▶ Instructions to follow:
Quote the listing below in its entirety.

Figure record extracts:
+ + + + +

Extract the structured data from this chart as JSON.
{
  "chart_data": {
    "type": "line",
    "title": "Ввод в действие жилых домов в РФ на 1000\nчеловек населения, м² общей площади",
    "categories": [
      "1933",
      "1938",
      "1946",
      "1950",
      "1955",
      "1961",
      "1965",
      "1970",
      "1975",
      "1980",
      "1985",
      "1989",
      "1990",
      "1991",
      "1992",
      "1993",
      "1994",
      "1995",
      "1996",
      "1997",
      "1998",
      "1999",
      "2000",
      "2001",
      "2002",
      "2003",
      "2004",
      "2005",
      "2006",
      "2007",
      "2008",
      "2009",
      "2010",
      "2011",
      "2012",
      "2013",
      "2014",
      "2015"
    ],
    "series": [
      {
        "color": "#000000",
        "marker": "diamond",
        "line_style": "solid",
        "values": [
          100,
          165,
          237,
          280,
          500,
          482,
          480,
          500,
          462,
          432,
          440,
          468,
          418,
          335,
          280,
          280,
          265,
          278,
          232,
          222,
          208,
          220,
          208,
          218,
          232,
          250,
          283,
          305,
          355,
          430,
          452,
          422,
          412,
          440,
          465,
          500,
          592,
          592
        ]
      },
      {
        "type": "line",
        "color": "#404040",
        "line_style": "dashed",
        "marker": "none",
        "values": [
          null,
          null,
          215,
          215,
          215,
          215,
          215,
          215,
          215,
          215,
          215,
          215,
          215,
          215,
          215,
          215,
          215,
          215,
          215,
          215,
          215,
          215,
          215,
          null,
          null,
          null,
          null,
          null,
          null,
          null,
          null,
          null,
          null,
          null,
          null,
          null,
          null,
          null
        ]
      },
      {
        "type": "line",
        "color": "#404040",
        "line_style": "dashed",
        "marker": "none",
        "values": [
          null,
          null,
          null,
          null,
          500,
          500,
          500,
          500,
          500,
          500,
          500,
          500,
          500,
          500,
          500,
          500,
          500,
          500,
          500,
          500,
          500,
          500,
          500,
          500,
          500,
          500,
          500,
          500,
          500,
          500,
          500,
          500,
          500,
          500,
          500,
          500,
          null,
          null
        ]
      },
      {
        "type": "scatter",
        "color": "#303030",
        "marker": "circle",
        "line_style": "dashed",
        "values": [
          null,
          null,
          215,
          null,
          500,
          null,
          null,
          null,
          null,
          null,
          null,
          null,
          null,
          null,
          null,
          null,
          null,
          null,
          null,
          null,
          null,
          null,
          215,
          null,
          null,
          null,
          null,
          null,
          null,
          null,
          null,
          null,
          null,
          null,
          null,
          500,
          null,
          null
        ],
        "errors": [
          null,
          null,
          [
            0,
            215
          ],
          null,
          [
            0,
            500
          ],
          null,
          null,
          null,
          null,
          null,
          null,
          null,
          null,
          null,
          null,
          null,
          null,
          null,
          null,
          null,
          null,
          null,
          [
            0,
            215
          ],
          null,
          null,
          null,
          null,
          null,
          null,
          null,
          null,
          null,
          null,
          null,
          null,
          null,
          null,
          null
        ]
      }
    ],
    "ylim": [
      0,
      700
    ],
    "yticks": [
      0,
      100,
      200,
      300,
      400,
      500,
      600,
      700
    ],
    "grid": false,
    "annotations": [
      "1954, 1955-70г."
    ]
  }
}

+ + + + +

▶ Correct answer:
Extract the structured data from this chart as JSON.
{
  "chart_data": {
    "type": "line",
    "title": "Ввод в действие жилых домов в РФ на 1000\nчеловек населения, м² общей площади",
    "categories": [
      "1933",
      "1938",
      "1946",
      "1950",
      "1955",
      "1961",
      "1965",
      "1970",
      "1975",
      "1980",
      "1985",
      "1989",
      "1990",
      "1991",
      "1992",
      "1993",
      "1994",
      "1995",
      "1996",
      "1997",
      "1998",
      "1999",
      "2000",
      "2001",
      "2002",
      "2003",
      "2004",
      "2005",
      "2006",
      "2007",
      "2008",
      "2009",
      "2010",
      "2011",
      "2012",
      "2013",
      "2014",
      "2015"
    ],
    "series": [
      {
        "color": "#000000",
        "marker": "diamond",
        "line_style": "solid",
        "values": [
          100,
          165,
          237,
          280,
          500,
          482,
          480,
          500,
          462,
          432,
          440,
          468,
          418,
          335,
          280,
          280,
          265,
          278,
          232,
          222,
          208,
          220,
          208,
          218,
          232,
          250,
          283,
          305,
          355,
          430,
          452,
          422,
          412,
          440,
          465,
          500,
          592,
          592
        ]
      },
      {
        "type": "line",
        "color": "#404040",
        "line_style": "dashed",
        "marker": "none",
        "values": [
          null,
          null,
          215,
          215,
          215,
          215,
          215,
          215,
          215,
          215,
          215,
          215,
          215,
          215,
          215,
          215,
          215,
          215,
          215,
          215,
          215,
          215,
          215,
          null,
          null,
          null,
          null,
          null,
          null,
          null,
          null,
          null,
          null,
          null,
          null,
          null,
          null,
          null
        ]
      },
      {
        "type": "line",
        "color": "#404040",
        "line_style": "dashed",
        "marker": "none",
        "values": [
          null,
          null,
          null,
          null,
          500,
          500,
          500,
          500,
          500,
          500,
          500,
          500,
          500,
          500,
          500,
          500,
          500,
          500,
          500,
          500,
          500,
          500,
          500,
          500,
          500,
          500,
          500,
          500,
          500,
          500,
          500,
          500,
          500,
          500,
          500,
          500,
          null,
          null
        ]
      },
      {
        "type": "scatter",
        "color": "#303030",
        "marker": "circle",
        "line_style": "dashed",
        "values": [
          null,
          null,
          215,
          null,
          500,
          null,
          null,
          null,
          null,
          null,
          null,
          null,
          null,
          null,
          null,
          null,
          null,
          null,
          null,
          null,
          null,
          null,
          215,
          null,
          null,
          null,
          null,
          null,
          null,
          null,
          null,
          null,
          null,
          null,
          null,
          500,
          null,
          null
        ],
        "errors": [
          null,
          null,
          [
            0,
            215
          ],
          null,
          [
            0,
            500
          ],
          null,
          null,
          null,
          null,
          null,
          null,
          null,
          null,
          null,
          null,
          null,
          null,
          null,
          null,
          null,
          null,
          null,
          [
            0,
            215
          ],
          null,
          null,
          null,
          null,
          null,
          null,
          null,
          null,
          null,
          null,
          null,
          null,
          null,
          null,
          null
        ]
      }
    ],
    "ylim": [
      0,
      700
    ],
    "yticks": [
      0,
      100,
      200,
      300,
      400,
      500,
      600,
      700
    ],
    "grid": false,
    "annotations": [
      "1954, 1955-70г."
    ]
  }
}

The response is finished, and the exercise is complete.